◆ Exercise task: State how many lines of the entries hold the string "text", and nothing more.
Start Dataset records
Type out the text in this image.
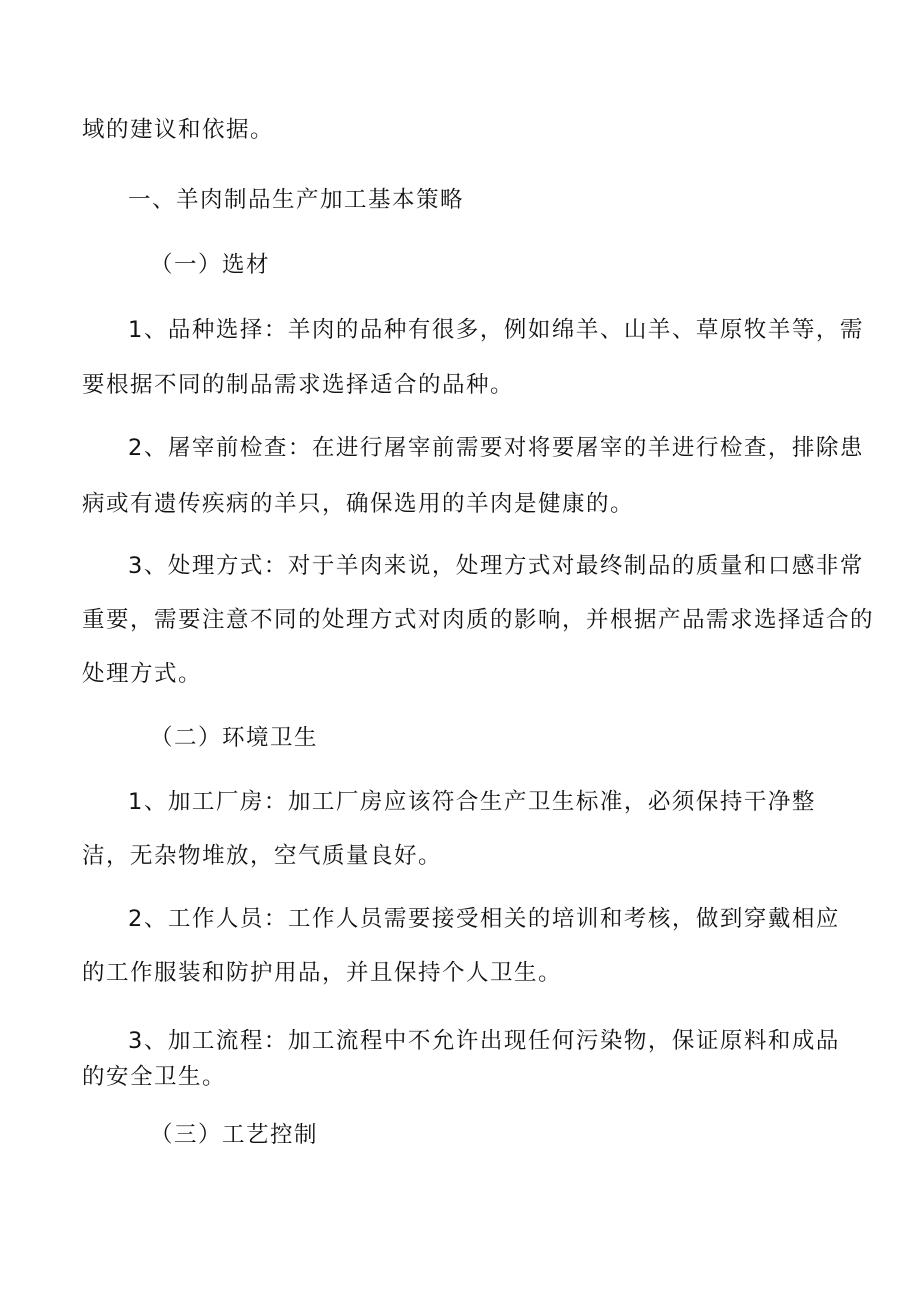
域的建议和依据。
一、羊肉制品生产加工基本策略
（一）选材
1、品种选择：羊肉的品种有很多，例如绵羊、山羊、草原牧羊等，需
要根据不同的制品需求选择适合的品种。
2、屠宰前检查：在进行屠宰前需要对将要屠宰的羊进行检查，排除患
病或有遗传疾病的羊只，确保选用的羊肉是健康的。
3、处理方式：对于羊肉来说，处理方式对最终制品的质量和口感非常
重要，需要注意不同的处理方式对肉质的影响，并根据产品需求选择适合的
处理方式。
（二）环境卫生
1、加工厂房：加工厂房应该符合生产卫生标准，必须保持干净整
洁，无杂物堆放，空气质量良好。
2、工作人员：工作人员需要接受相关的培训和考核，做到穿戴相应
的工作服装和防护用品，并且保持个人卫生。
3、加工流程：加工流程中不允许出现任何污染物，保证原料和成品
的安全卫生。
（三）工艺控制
End Dataset records
Start Dataset records
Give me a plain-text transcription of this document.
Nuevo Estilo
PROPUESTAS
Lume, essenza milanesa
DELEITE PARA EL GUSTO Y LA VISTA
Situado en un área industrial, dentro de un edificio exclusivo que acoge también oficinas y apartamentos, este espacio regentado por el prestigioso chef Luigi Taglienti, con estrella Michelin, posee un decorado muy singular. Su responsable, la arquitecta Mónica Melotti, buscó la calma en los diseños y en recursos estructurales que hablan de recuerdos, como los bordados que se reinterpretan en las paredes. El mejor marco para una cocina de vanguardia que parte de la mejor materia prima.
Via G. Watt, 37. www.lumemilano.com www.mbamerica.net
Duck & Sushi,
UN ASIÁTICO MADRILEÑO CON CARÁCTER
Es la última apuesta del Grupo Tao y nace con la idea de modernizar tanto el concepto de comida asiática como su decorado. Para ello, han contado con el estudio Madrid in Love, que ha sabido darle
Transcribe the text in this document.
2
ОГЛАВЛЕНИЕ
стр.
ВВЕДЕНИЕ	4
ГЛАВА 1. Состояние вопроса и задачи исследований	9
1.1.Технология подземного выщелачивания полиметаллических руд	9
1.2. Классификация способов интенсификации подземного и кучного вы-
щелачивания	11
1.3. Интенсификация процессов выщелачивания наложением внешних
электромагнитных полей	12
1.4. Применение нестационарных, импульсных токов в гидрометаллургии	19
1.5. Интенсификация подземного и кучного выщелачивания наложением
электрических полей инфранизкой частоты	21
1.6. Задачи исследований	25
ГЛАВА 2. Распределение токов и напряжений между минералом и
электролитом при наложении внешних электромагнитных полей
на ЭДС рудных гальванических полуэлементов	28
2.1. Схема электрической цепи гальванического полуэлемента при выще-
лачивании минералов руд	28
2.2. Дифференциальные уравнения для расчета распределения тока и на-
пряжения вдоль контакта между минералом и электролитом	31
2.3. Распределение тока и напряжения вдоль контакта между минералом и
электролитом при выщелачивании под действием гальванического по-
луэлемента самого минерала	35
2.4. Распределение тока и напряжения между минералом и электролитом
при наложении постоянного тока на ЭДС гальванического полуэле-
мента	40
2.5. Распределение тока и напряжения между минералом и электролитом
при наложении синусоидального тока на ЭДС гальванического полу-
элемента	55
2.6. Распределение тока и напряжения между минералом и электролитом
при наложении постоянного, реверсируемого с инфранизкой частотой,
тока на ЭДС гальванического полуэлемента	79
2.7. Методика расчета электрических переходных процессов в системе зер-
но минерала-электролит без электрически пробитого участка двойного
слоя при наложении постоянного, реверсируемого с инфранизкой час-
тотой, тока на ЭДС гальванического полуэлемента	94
End Dataset records
Start Dataset records
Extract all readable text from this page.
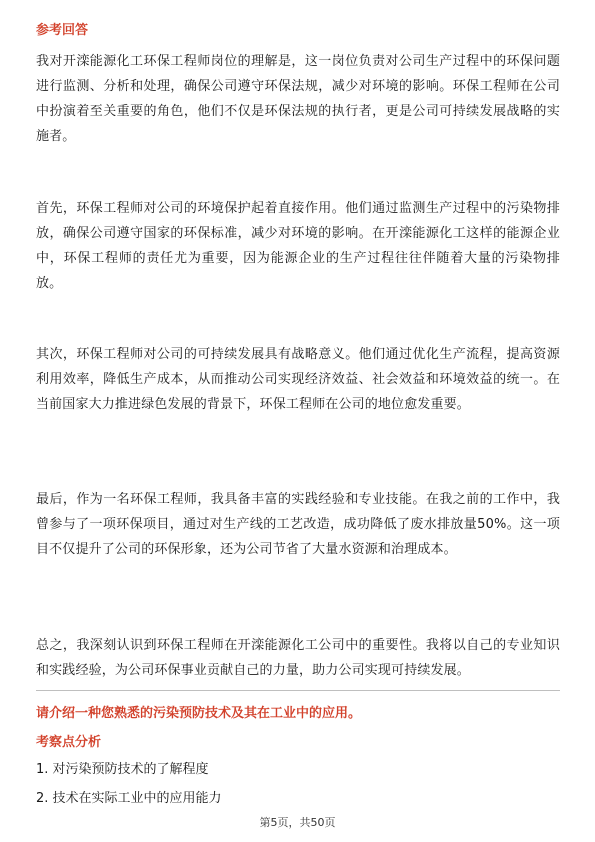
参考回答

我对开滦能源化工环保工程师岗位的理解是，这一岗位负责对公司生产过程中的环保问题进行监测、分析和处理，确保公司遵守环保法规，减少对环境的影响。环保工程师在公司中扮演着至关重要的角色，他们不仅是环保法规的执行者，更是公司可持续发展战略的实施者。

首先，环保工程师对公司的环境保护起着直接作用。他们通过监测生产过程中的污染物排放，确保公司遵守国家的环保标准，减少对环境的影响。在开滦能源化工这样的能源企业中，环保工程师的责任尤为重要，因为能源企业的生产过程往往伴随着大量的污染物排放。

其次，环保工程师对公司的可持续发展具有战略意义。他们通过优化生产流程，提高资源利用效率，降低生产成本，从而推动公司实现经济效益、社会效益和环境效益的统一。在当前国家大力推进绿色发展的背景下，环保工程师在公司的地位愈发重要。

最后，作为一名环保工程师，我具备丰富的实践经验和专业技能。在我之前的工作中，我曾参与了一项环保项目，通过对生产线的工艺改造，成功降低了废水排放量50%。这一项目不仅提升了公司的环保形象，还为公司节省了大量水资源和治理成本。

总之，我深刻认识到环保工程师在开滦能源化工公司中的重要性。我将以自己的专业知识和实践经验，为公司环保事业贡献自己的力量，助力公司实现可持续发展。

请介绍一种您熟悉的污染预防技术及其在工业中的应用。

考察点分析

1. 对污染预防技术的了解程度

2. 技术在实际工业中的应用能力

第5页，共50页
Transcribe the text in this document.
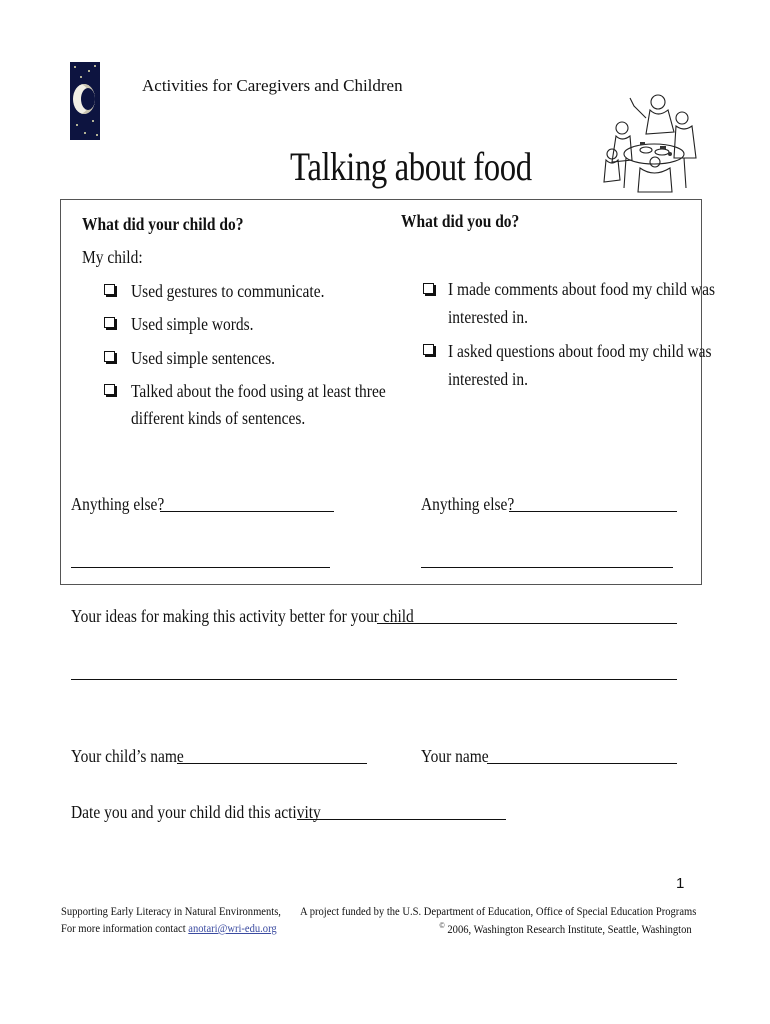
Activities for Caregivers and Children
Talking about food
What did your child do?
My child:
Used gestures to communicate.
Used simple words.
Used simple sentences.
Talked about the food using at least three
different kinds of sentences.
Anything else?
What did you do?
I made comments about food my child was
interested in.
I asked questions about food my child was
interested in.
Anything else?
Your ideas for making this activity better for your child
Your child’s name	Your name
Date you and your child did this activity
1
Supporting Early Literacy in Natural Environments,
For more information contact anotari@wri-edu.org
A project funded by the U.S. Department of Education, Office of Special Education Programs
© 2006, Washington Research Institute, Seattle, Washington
End Dataset records
◆ Final answer: 5